Would you output the whole listing below, exactly as it reads?

## begin Available data

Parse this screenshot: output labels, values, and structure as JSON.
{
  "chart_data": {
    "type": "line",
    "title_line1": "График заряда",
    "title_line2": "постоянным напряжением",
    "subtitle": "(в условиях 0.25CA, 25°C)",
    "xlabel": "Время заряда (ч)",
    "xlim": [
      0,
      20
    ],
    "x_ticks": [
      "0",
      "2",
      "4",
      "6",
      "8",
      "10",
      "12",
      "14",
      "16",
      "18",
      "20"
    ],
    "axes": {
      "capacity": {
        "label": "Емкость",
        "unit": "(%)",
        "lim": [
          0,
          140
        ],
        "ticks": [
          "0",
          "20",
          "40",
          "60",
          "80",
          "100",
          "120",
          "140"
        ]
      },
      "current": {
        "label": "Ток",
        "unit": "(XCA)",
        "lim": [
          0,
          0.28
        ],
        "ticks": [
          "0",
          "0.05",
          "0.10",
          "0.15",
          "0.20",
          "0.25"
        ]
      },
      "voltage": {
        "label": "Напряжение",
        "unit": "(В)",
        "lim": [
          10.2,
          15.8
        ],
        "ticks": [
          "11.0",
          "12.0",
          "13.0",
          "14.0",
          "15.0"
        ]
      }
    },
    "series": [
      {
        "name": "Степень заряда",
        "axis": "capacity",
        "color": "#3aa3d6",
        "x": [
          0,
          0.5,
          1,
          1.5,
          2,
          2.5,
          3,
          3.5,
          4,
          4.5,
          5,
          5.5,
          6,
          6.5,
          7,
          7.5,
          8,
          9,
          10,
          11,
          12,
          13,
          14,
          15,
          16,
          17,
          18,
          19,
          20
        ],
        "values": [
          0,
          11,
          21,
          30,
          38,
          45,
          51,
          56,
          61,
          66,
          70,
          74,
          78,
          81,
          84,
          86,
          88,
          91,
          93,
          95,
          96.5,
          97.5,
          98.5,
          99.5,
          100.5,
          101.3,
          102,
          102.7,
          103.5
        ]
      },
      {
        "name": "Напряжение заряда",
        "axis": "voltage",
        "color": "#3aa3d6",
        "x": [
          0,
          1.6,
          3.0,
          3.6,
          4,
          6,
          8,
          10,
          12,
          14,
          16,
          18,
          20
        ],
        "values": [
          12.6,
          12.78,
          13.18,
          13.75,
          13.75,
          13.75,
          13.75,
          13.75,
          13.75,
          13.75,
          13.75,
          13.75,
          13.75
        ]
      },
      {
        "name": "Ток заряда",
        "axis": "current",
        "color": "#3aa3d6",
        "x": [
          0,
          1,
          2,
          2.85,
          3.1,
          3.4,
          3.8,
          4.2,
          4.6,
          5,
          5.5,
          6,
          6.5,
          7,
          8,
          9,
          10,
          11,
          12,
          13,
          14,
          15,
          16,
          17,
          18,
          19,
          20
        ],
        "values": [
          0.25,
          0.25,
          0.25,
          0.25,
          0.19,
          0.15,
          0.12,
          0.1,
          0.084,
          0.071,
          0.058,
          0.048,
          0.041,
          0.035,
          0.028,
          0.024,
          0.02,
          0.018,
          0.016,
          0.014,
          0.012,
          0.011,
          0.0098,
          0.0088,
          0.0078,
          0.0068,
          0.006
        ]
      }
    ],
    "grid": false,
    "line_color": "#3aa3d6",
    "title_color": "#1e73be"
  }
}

## end Available data

## Solved exercise
Parse this screenshot: output labels, values, and structure as JSON.
{
  "chart_data": {
    "type": "line",
    "title_line1": "График заряда",
    "title_line2": "постоянным напряжением",
    "subtitle": "(в условиях 0.25CA, 25°C)",
    "xlabel": "Время заряда (ч)",
    "xlim": [
      0,
      20
    ],
    "x_ticks": [
      "0",
      "2",
      "4",
      "6",
      "8",
      "10",
      "12",
      "14",
      "16",
      "18",
      "20"
    ],
    "axes": {
      "capacity": {
        "label": "Емкость",
        "unit": "(%)",
        "lim": [
          0,
          140
        ],
        "ticks": [
          "0",
          "20",
          "40",
          "60",
          "80",
          "100",
          "120",
          "140"
        ]
      },
      "current": {
        "label": "Ток",
        "unit": "(XCA)",
        "lim": [
          0,
          0.28
        ],
        "ticks": [
          "0",
          "0.05",
          "0.10",
          "0.15",
          "0.20",
          "0.25"
        ]
      },
      "voltage": {
        "label": "Напряжение",
        "unit": "(В)",
        "lim": [
          10.2,
          15.8
        ],
        "ticks": [
          "11.0",
          "12.0",
          "13.0",
          "14.0",
          "15.0"
        ]
      }
    },
    "series": [
      {
        "name": "Степень заряда",
        "axis": "capacity",
        "color": "#3aa3d6",
        "x": [
          0,
          0.5,
          1,
          1.5,
          2,
          2.5,
          3,
          3.5,
          4,
          4.5,
          5,
          5.5,
          6,
          6.5,
          7,
          7.5,
          8,
          9,
          10,
          11,
          12,
          13,
          14,
          15,
          16,
          17,
          18,
          19,
          20
        ],
        "values": [
          0,
          11,
          21,
          30,
          38,
          45,
          51,
          56,
          61,
          66,
          70,
          74,
          78,
          81,
          84,
          86,
          88,
          91,
          93,
          95,
          96.5,
          97.5,
          98.5,
          99.5,
          100.5,
          101.3,
          102,
          102.7,
          103.5
        ]
      },
      {
        "name": "Напряжение заряда",
        "axis": "voltage",
        "color": "#3aa3d6",
        "x": [
          0,
          1.6,
          3.0,
          3.6,
          4,
          6,
          8,
          10,
          12,
          14,
          16,
          18,
          20
        ],
        "values": [
          12.6,
          12.78,
          13.18,
          13.75,
          13.75,
          13.75,
          13.75,
          13.75,
          13.75,
          13.75,
          13.75,
          13.75,
          13.75
        ]
      },
      {
        "name": "Ток заряда",
        "axis": "current",
        "color": "#3aa3d6",
        "x": [
          0,
          1,
          2,
          2.85,
          3.1,
          3.4,
          3.8,
          4.2,
          4.6,
          5,
          5.5,
          6,
          6.5,
          7,
          8,
          9,
          10,
          11,
          12,
          13,
          14,
          15,
          16,
          17,
          18,
          19,
          20
        ],
        "values": [
          0.25,
          0.25,
          0.25,
          0.25,
          0.19,
          0.15,
          0.12,
          0.1,
          0.084,
          0.071,
          0.058,
          0.048,
          0.041,
          0.035,
          0.028,
          0.024,
          0.02,
          0.018,
          0.016,
          0.014,
          0.012,
          0.011,
          0.0098,
          0.0088,
          0.0078,
          0.0068,
          0.006
        ]
      }
    ],
    "grid": false,
    "line_color": "#3aa3d6",
    "title_color": "#1e73be"
  }
}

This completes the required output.